(Problem description) Please output the records below in full, exactly as given, but without the images.

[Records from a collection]
+ + + + +

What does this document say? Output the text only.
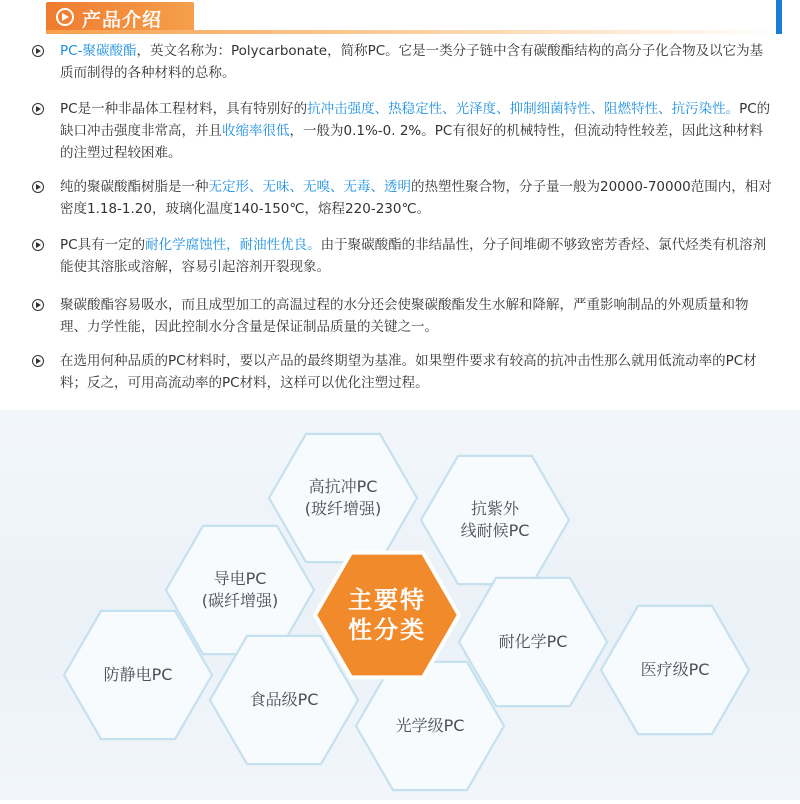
产品介绍
PC-聚碳酸酯，英文名称为：Polycarbonate，简称PC。它是一类分子链中含有碳酸酯结构的高分子化合物及以它为基质而制得的各种材料的总称。
PC是一种非晶体工程材料，具有特别好的抗冲击强度、热稳定性、光泽度、抑制细菌特性、阻燃特性、抗污染性。PC的缺口冲击强度非常高，并且收缩率很低，一般为0.1%-0. 2%。PC有很好的机械特性，但流动特性较差，因此这种材料的注塑过程较困难。
纯的聚碳酸酯树脂是一种无定形、无味、无嗅、无毒、透明的热塑性聚合物，分子量一般为20000-70000范围内，相对密度1.18-1.20，玻璃化温度140-150℃，熔程220-230℃。
PC具有一定的耐化学腐蚀性，耐油性优良。由于聚碳酸酯的非结晶性，分子间堆砌不够致密芳香烃、氯代烃类有机溶剂能使其溶胀或溶解，容易引起溶剂开裂现象。
聚碳酸酯容易吸水，而且成型加工的高温过程的水分还会使聚碳酸酯发生水解和降解，严重影响制品的外观质量和物理、力学性能，因此控制水分含量是保证制品质量的关键之一。
在选用何种品质的PC材料时，要以产品的最终期望为基准。如果塑件要求有较高的抗冲击性那么就用低流动率的PC材料；反之，可用高流动率的PC材料，这样可以优化注塑过程。
高抗冲PC
(玻纤增强)	抗紫外
线耐候PC
导电PC
(碳纤增强)
防静电PC
食品级PC
光学级PC
耐化学PC
医疗级PC
主要特
性分类
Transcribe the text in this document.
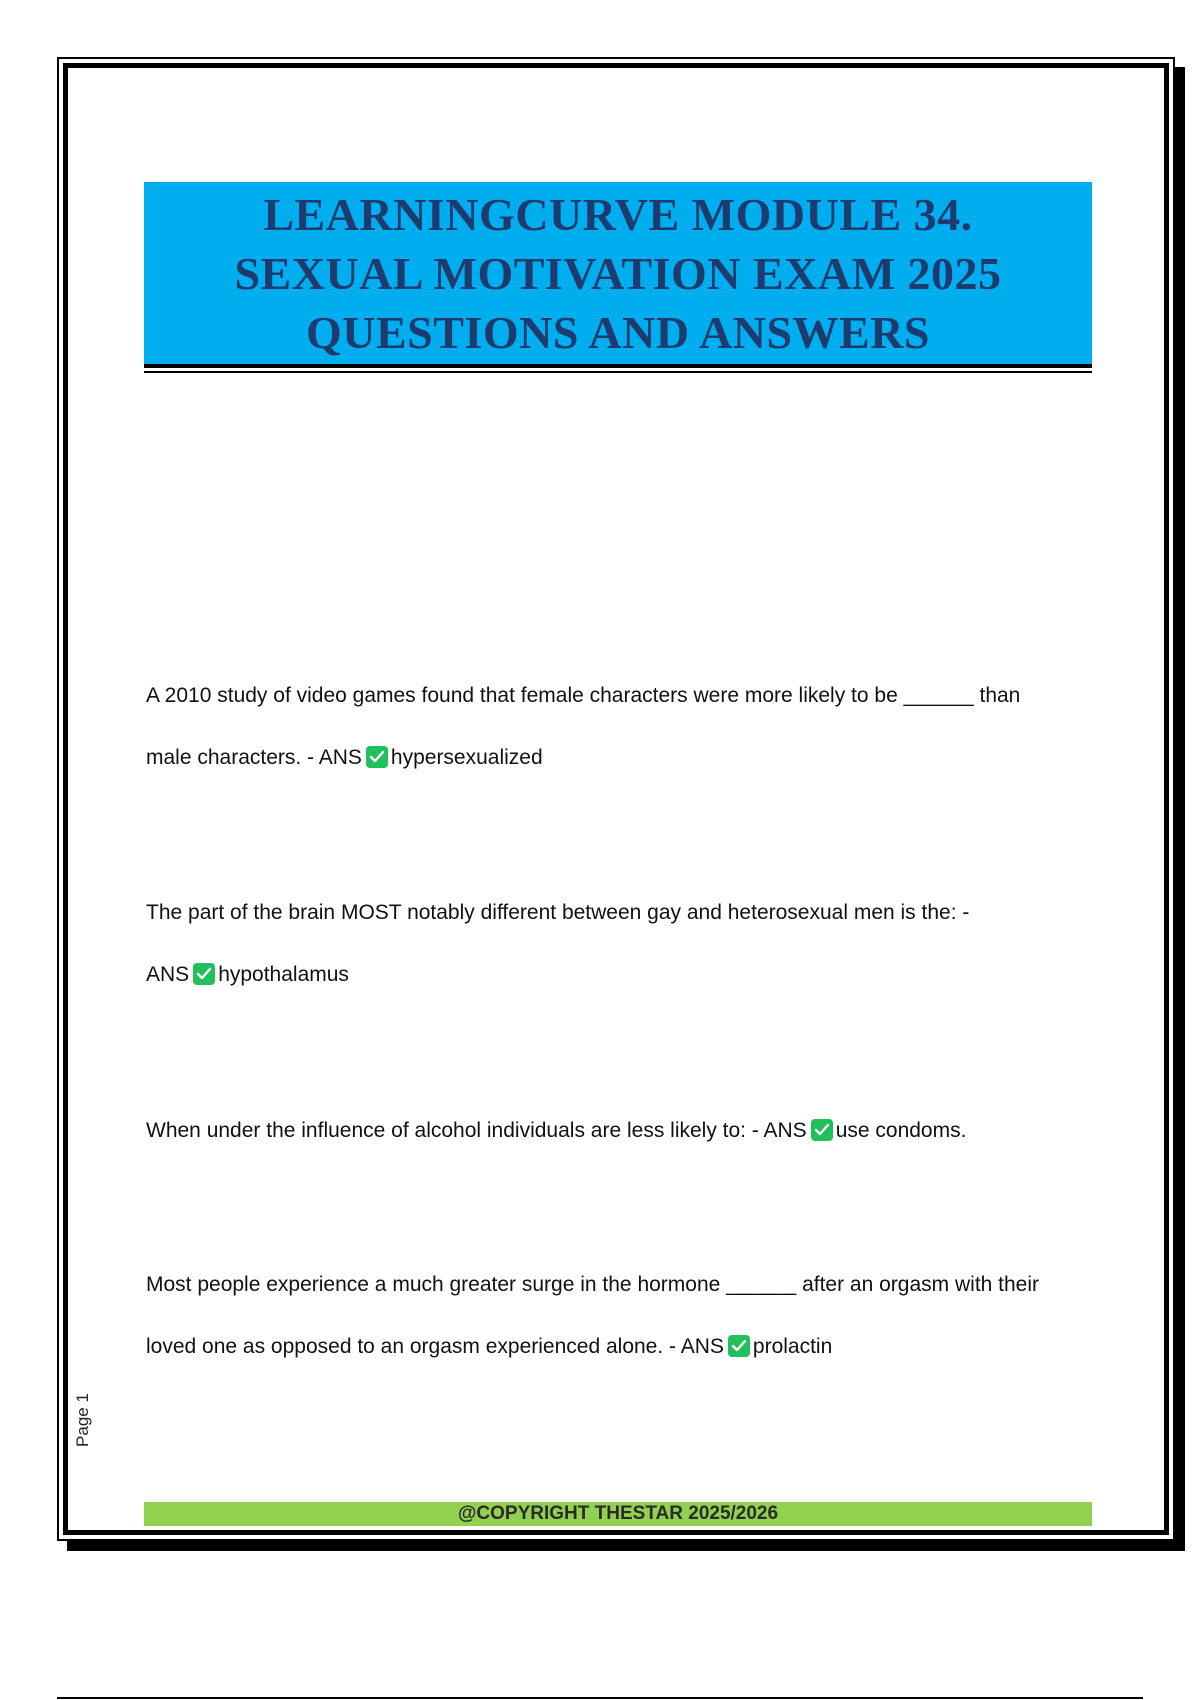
LEARNINGCURVE MODULE 34.
SEXUAL MOTIVATION EXAM 2025
QUESTIONS AND ANSWERS
A 2010 study of video games found that female characters were more likely to be ______ than
male characters. - ANS hypersexualized
The part of the brain MOST notably different between gay and heterosexual men is the: -
ANS hypothalamus
When under the influence of alcohol individuals are less likely to: - ANS use condoms.
Most people experience a much greater surge in the hormone ______ after an orgasm with their
loved one as opposed to an orgasm experienced alone. - ANS prolactin
Page 1
@COPYRIGHT THESTAR 2025/2026
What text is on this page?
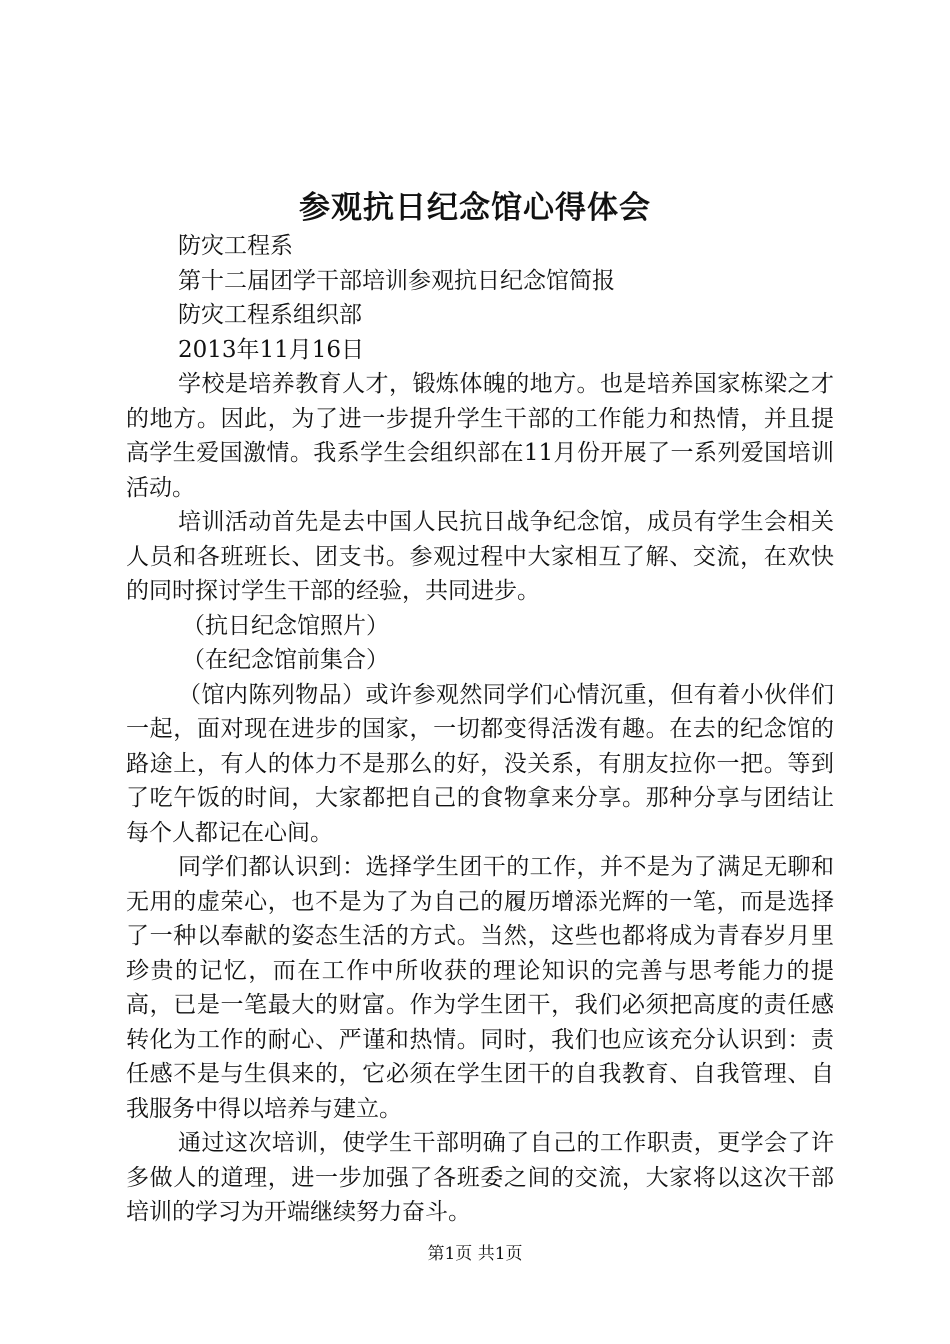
参观抗日纪念馆心得体会
防灾工程系
第十二届团学干部培训参观抗日纪念馆简报
防灾工程系组织部
2013年11月16日

学校是培养教育人才，锻炼体魄的地方。也是培养国家栋梁之才的地方。因此，为了进一步提升学生干部的工作能力和热情，并且提高学生爱国激情。我系学生会组织部在11月份开展了一系列爱国培训活动。

培训活动首先是去中国人民抗日战争纪念馆，成员有学生会相关人员和各班班长、团支书。参观过程中大家相互了解、交流，在欢快的同时探讨学生干部的经验，共同进步。

（抗日纪念馆照片）
（在纪念馆前集合）

（馆内陈列物品）或许参观然同学们心情沉重，但有着小伙伴们一起，面对现在进步的国家，一切都变得活泼有趣。在去的纪念馆的路途上，有人的体力不是那么的好，没关系，有朋友拉你一把。等到了吃午饭的时间，大家都把自己的食物拿来分享。那种分享与团结让每个人都记在心间。

同学们都认识到：选择学生团干的工作，并不是为了满足无聊和无用的虚荣心，也不是为了为自己的履历增添光辉的一笔，而是选择了一种以奉献的姿态生活的方式。当然，这些也都将成为青春岁月里珍贵的记忆，而在工作中所收获的理论知识的完善与思考能力的提高，已是一笔最大的财富。作为学生团干，我们必须把高度的责任感转化为工作的耐心、严谨和热情。同时，我们也应该充分认识到：责任感不是与生俱来的，它必须在学生团干的自我教育、自我管理、自我服务中得以培养与建立。

通过这次培训，使学生干部明确了自己的工作职责，更学会了许多做人的道理，进一步加强了各班委之间的交流，大家将以这次干部培训的学习为开端继续努力奋斗。

第1页 共1页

+ + + + +

(Task answer)
What does this document say? Output the text only.
产品介绍
PC-聚碳酸酯，英文名称为：Polycarbonate，简称PC。它是一类分子链中含有碳酸酯结构的高分子化合物及以它为基质而制得的各种材料的总称。
PC是一种非晶体工程材料，具有特别好的抗冲击强度、热稳定性、光泽度、抑制细菌特性、阻燃特性、抗污染性。PC的缺口冲击强度非常高，并且收缩率很低，一般为0.1%-0. 2%。PC有很好的机械特性，但流动特性较差，因此这种材料的注塑过程较困难。
纯的聚碳酸酯树脂是一种无定形、无味、无嗅、无毒、透明的热塑性聚合物，分子量一般为20000-70000范围内，相对密度1.18-1.20，玻璃化温度140-150℃，熔程220-230℃。
PC具有一定的耐化学腐蚀性，耐油性优良。由于聚碳酸酯的非结晶性，分子间堆砌不够致密芳香烃、氯代烃类有机溶剂能使其溶胀或溶解，容易引起溶剂开裂现象。
聚碳酸酯容易吸水，而且成型加工的高温过程的水分还会使聚碳酸酯发生水解和降解，严重影响制品的外观质量和物理、力学性能，因此控制水分含量是保证制品质量的关键之一。
在选用何种品质的PC材料时，要以产品的最终期望为基准。如果塑件要求有较高的抗冲击性那么就用低流动率的PC材料；反之，可用高流动率的PC材料，这样可以优化注塑过程。
高抗冲PC
(玻纤增强)	抗紫外
线耐候PC
导电PC
(碳纤增强)
防静电PC
食品级PC
光学级PC
耐化学PC
医疗级PC
主要特
性分类
Transcribe the text in this document.
LEARNINGCURVE MODULE 34.
SEXUAL MOTIVATION EXAM 2025
QUESTIONS AND ANSWERS
A 2010 study of video games found that female characters were more likely to be ______ than
male characters. - ANS hypersexualized
The part of the brain MOST notably different between gay and heterosexual men is the: -
ANS hypothalamus
When under the influence of alcohol individuals are less likely to: - ANS use condoms.
Most people experience a much greater surge in the hormone ______ after an orgasm with their
loved one as opposed to an orgasm experienced alone. - ANS prolactin
Page 1
@COPYRIGHT THESTAR 2025/2026
What text is on this page?
参观抗日纪念馆心得体会
防灾工程系
第十二届团学干部培训参观抗日纪念馆简报
防灾工程系组织部
2013年11月16日

学校是培养教育人才，锻炼体魄的地方。也是培养国家栋梁之才的地方。因此，为了进一步提升学生干部的工作能力和热情，并且提高学生爱国激情。我系学生会组织部在11月份开展了一系列爱国培训活动。

培训活动首先是去中国人民抗日战争纪念馆，成员有学生会相关人员和各班班长、团支书。参观过程中大家相互了解、交流，在欢快的同时探讨学生干部的经验，共同进步。

（抗日纪念馆照片）
（在纪念馆前集合）

（馆内陈列物品）或许参观然同学们心情沉重，但有着小伙伴们一起，面对现在进步的国家，一切都变得活泼有趣。在去的纪念馆的路途上，有人的体力不是那么的好，没关系，有朋友拉你一把。等到了吃午饭的时间，大家都把自己的食物拿来分享。那种分享与团结让每个人都记在心间。

同学们都认识到：选择学生团干的工作，并不是为了满足无聊和无用的虚荣心，也不是为了为自己的履历增添光辉的一笔，而是选择了一种以奉献的姿态生活的方式。当然，这些也都将成为青春岁月里珍贵的记忆，而在工作中所收获的理论知识的完善与思考能力的提高，已是一笔最大的财富。作为学生团干，我们必须把高度的责任感转化为工作的耐心、严谨和热情。同时，我们也应该充分认识到：责任感不是与生俱来的，它必须在学生团干的自我教育、自我管理、自我服务中得以培养与建立。

通过这次培训，使学生干部明确了自己的工作职责，更学会了许多做人的道理，进一步加强了各班委之间的交流，大家将以这次干部培训的学习为开端继续努力奋斗。

第1页 共1页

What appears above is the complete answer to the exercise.